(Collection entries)
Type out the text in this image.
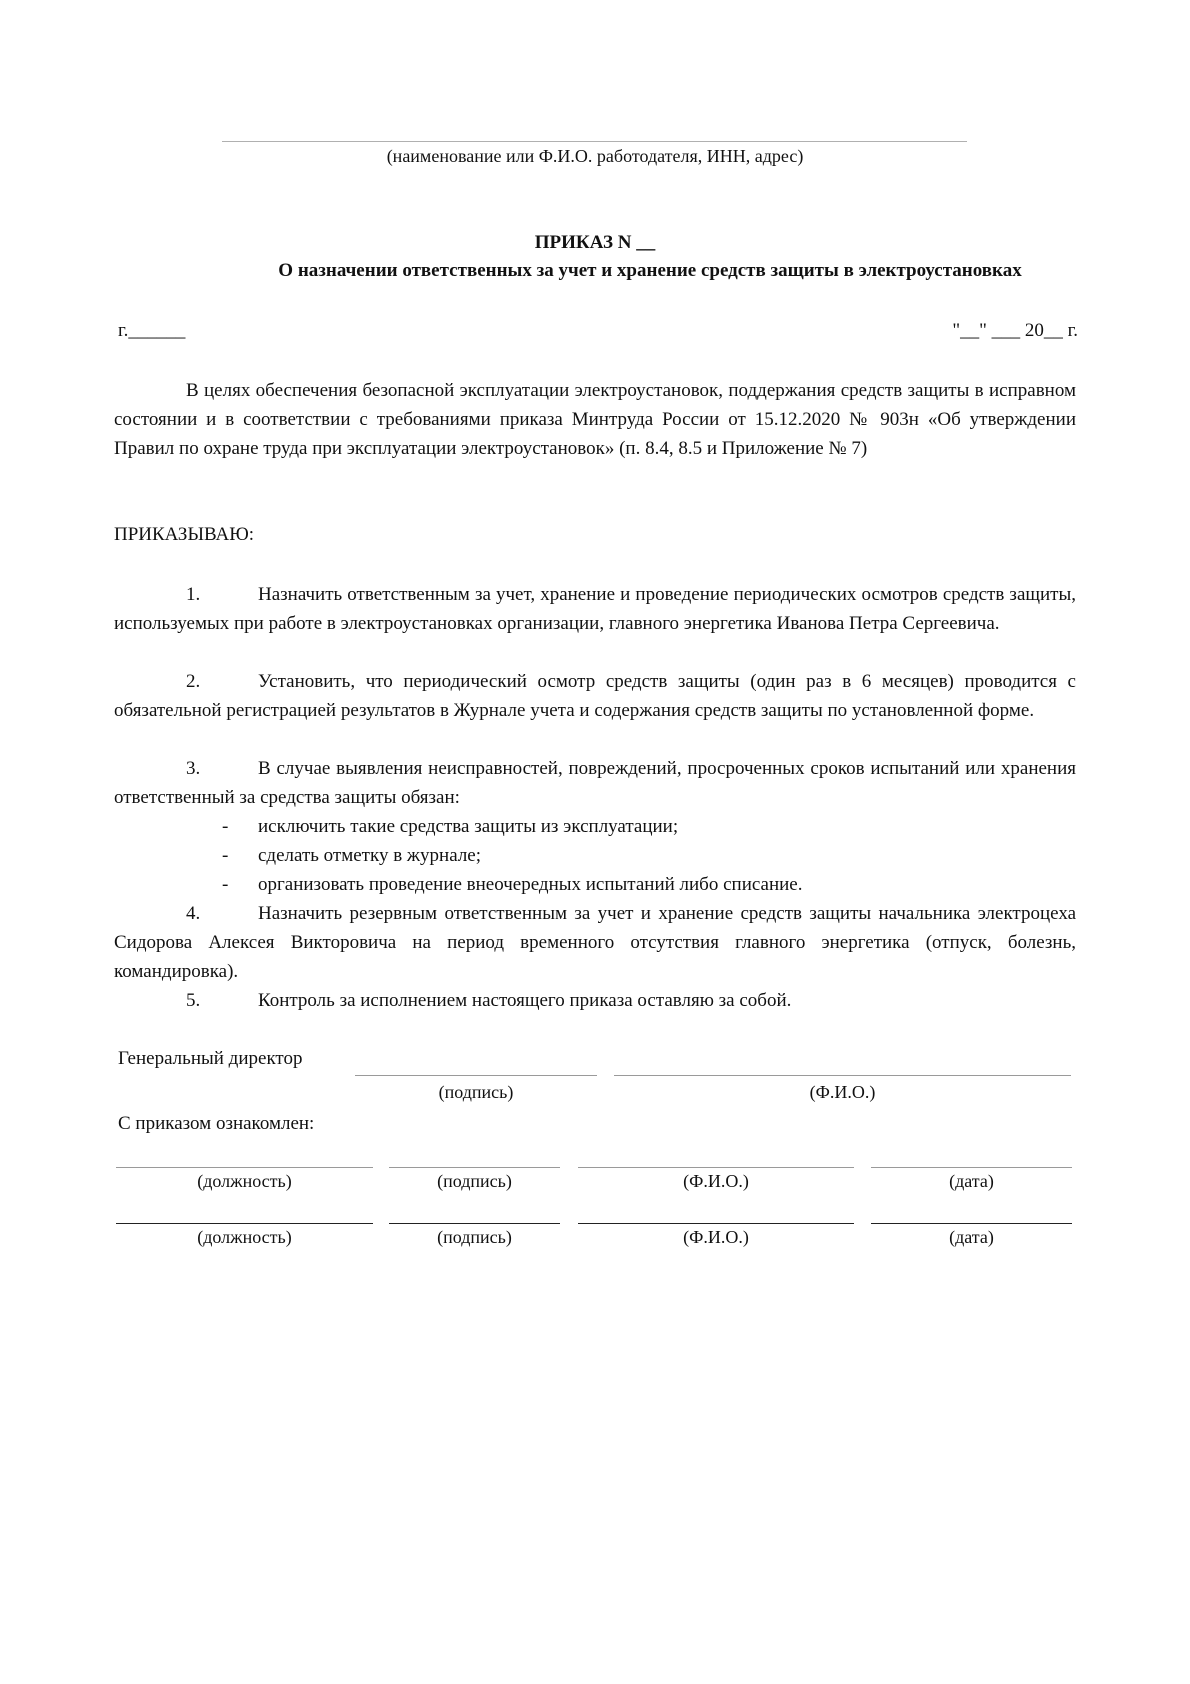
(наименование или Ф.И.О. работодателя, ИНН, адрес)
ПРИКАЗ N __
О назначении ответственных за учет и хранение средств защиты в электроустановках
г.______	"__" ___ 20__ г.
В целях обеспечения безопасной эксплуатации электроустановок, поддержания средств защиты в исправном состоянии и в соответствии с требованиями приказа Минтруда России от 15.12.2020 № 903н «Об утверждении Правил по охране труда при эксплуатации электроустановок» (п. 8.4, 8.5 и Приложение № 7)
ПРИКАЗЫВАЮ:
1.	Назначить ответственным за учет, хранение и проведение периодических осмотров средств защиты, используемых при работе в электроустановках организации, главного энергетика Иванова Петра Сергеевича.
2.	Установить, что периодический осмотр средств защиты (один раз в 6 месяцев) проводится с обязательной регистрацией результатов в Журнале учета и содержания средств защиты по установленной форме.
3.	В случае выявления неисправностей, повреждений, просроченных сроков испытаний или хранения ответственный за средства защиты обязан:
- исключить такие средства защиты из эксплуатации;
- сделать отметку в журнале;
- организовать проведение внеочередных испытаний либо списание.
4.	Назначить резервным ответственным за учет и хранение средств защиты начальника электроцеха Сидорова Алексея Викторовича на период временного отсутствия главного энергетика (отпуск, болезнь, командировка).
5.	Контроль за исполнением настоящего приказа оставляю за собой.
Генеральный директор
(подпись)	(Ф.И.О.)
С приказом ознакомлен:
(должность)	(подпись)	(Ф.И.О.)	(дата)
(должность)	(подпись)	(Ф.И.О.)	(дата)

* _The request_: Return all of the entries word for word, but omit the pictures.

* _Finished answer_:
Type out the text in this image.
(наименование или Ф.И.О. работодателя, ИНН, адрес)
ПРИКАЗ N __
О назначении ответственных за учет и хранение средств защиты в электроустановках
г.______	"__" ___ 20__ г.
В целях обеспечения безопасной эксплуатации электроустановок, поддержания средств защиты в исправном состоянии и в соответствии с требованиями приказа Минтруда России от 15.12.2020 № 903н «Об утверждении Правил по охране труда при эксплуатации электроустановок» (п. 8.4, 8.5 и Приложение № 7)
ПРИКАЗЫВАЮ:
1.	Назначить ответственным за учет, хранение и проведение периодических осмотров средств защиты, используемых при работе в электроустановках организации, главного энергетика Иванова Петра Сергеевича.
2.	Установить, что периодический осмотр средств защиты (один раз в 6 месяцев) проводится с обязательной регистрацией результатов в Журнале учета и содержания средств защиты по установленной форме.
3.	В случае выявления неисправностей, повреждений, просроченных сроков испытаний или хранения ответственный за средства защиты обязан:
- исключить такие средства защиты из эксплуатации;
- сделать отметку в журнале;
- организовать проведение внеочередных испытаний либо списание.
4.	Назначить резервным ответственным за учет и хранение средств защиты начальника электроцеха Сидорова Алексея Викторовича на период временного отсутствия главного энергетика (отпуск, болезнь, командировка).
5.	Контроль за исполнением настоящего приказа оставляю за собой.
Генеральный директор
(подпись)	(Ф.И.О.)
С приказом ознакомлен:
(должность)	(подпись)	(Ф.И.О.)	(дата)
(должность)	(подпись)	(Ф.И.О.)	(дата)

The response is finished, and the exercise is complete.